Task to complete: Repeat all the material exactly; pictures stay out of your copy.
▼▼▼
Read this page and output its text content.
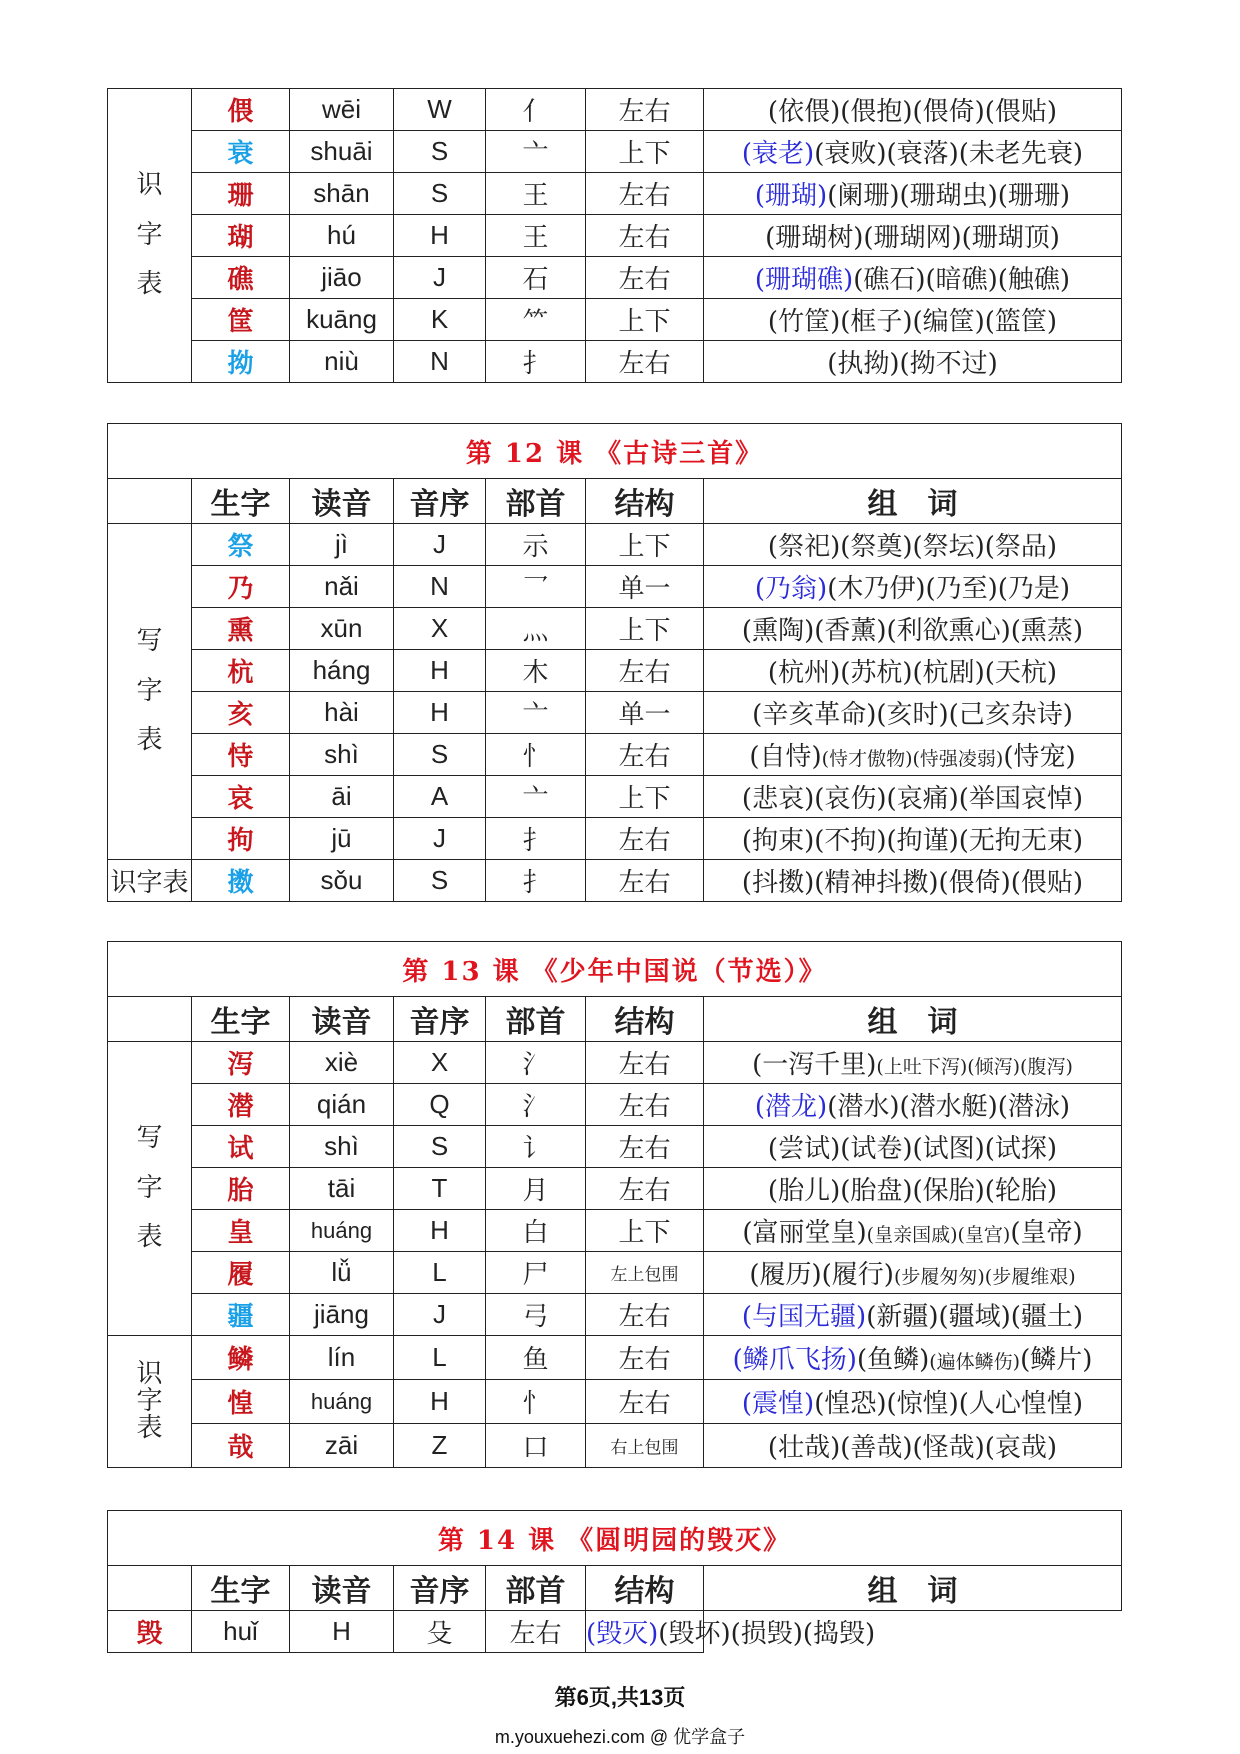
识字表	偎	wēi	W	亻	左右	(依偎)(偎抱)(偎倚)(偎贴)
	衰	shuāi	S	亠	上下	(衰老)(衰败)(衰落)(未老先衰)
	珊	shān	S	王	左右	(珊瑚)(阑珊)(珊瑚虫)(珊珊)
	瑚	hú	H	王	左右	(珊瑚树)(珊瑚网)(珊瑚顶)
	礁	jiāo	J	石	左右	(珊瑚礁)(礁石)(暗礁)(触礁)
	筐	kuāng	K	⺮	上下	(竹筐)(框子)(编筐)(篮筐)
	拗	niù	N	扌	左右	(执拗)(拗不过)
第 12 课 《古诗三首》						
	生字	读音	音序	部首	结构	组　词
写字表	祭	jì	J	示	上下	(祭祀)(祭奠)(祭坛)(祭品)
	乃	nǎi	N	乛	单一	(乃翁)(木乃伊)(乃至)(乃是)
	熏	xūn	X	灬	上下	(熏陶)(香薰)(利欲熏心)(熏蒸)
	杭	háng	H	木	左右	(杭州)(苏杭)(杭剧)(天杭)
	亥	hài	H	亠	单一	(辛亥革命)(亥时)(己亥杂诗)
	恃	shì	S	忄	左右	(自恃)(恃才傲物)(恃强凌弱)(恃宠)
	哀	āi	A	亠	上下	(悲哀)(哀伤)(哀痛)(举国哀悼)
	拘	jū	J	扌	左右	(拘束)(不拘)(拘谨)(无拘无束)
识字表	擞	sǒu	S	扌	左右	(抖擞)(精神抖擞)(偎倚)(偎贴)
第 13 课 《少年中国说（节选）》						
	生字	读音	音序	部首	结构	组　词
写字表	泻	xiè	X	氵	左右	(一泻千里)(上吐下泻)(倾泻)(腹泻)
	潜	qián	Q	氵	左右	(潜龙)(潜水)(潜水艇)(潜泳)
	试	shì	S	讠	左右	(尝试)(试卷)(试图)(试探)
	胎	tāi	T	月	左右	(胎儿)(胎盘)(保胎)(轮胎)
	皇	huáng	H	白	上下	(富丽堂皇)(皇亲国戚)(皇宫)(皇帝)
	履	lǚ	L	尸	左上包围	(履历)(履行)(步履匆匆)(步履维艰)
	疆	jiāng	J	弓	左右	(与国无疆)(新疆)(疆域)(疆土)
识字表	鳞	lín	L	鱼	左右	(鳞爪飞扬)(鱼鳞)(遍体鳞伤)(鳞片)
	惶	huáng	H	忄	左右	(震惶)(惶恐)(惊惶)(人心惶惶)
	哉	zāi	Z	口	右上包围	(壮哉)(善哉)(怪哉)(哀哉)
第 14 课 《圆明园的毁灭》						
	生字	读音	音序	部首	结构	组　词
毁	huǐ	H	殳	左右	(毁灭)(毁坏)(损毁)(捣毁)	
第6页,共13页
m.youxuehezi.com @ 优学盒子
▲▲▲
Output for this exercise:
Read this page and output its text content.
识字表	偎	wēi	W	亻	左右	(依偎)(偎抱)(偎倚)(偎贴)
	衰	shuāi	S	亠	上下	(衰老)(衰败)(衰落)(未老先衰)
	珊	shān	S	王	左右	(珊瑚)(阑珊)(珊瑚虫)(珊珊)
	瑚	hú	H	王	左右	(珊瑚树)(珊瑚网)(珊瑚顶)
	礁	jiāo	J	石	左右	(珊瑚礁)(礁石)(暗礁)(触礁)
	筐	kuāng	K	⺮	上下	(竹筐)(框子)(编筐)(篮筐)
	拗	niù	N	扌	左右	(执拗)(拗不过)
第 12 课 《古诗三首》						
	生字	读音	音序	部首	结构	组　词
写字表	祭	jì	J	示	上下	(祭祀)(祭奠)(祭坛)(祭品)
	乃	nǎi	N	乛	单一	(乃翁)(木乃伊)(乃至)(乃是)
	熏	xūn	X	灬	上下	(熏陶)(香薰)(利欲熏心)(熏蒸)
	杭	háng	H	木	左右	(杭州)(苏杭)(杭剧)(天杭)
	亥	hài	H	亠	单一	(辛亥革命)(亥时)(己亥杂诗)
	恃	shì	S	忄	左右	(自恃)(恃才傲物)(恃强凌弱)(恃宠)
	哀	āi	A	亠	上下	(悲哀)(哀伤)(哀痛)(举国哀悼)
	拘	jū	J	扌	左右	(拘束)(不拘)(拘谨)(无拘无束)
识字表	擞	sǒu	S	扌	左右	(抖擞)(精神抖擞)(偎倚)(偎贴)
第 13 课 《少年中国说（节选）》						
	生字	读音	音序	部首	结构	组　词
写字表	泻	xiè	X	氵	左右	(一泻千里)(上吐下泻)(倾泻)(腹泻)
	潜	qián	Q	氵	左右	(潜龙)(潜水)(潜水艇)(潜泳)
	试	shì	S	讠	左右	(尝试)(试卷)(试图)(试探)
	胎	tāi	T	月	左右	(胎儿)(胎盘)(保胎)(轮胎)
	皇	huáng	H	白	上下	(富丽堂皇)(皇亲国戚)(皇宫)(皇帝)
	履	lǚ	L	尸	左上包围	(履历)(履行)(步履匆匆)(步履维艰)
	疆	jiāng	J	弓	左右	(与国无疆)(新疆)(疆域)(疆土)
识字表	鳞	lín	L	鱼	左右	(鳞爪飞扬)(鱼鳞)(遍体鳞伤)(鳞片)
	惶	huáng	H	忄	左右	(震惶)(惶恐)(惊惶)(人心惶惶)
	哉	zāi	Z	口	右上包围	(壮哉)(善哉)(怪哉)(哀哉)
第 14 课 《圆明园的毁灭》						
	生字	读音	音序	部首	结构	组　词
毁	huǐ	H	殳	左右	(毁灭)(毁坏)(损毁)(捣毁)	
第6页,共13页
m.youxuehezi.com @ 优学盒子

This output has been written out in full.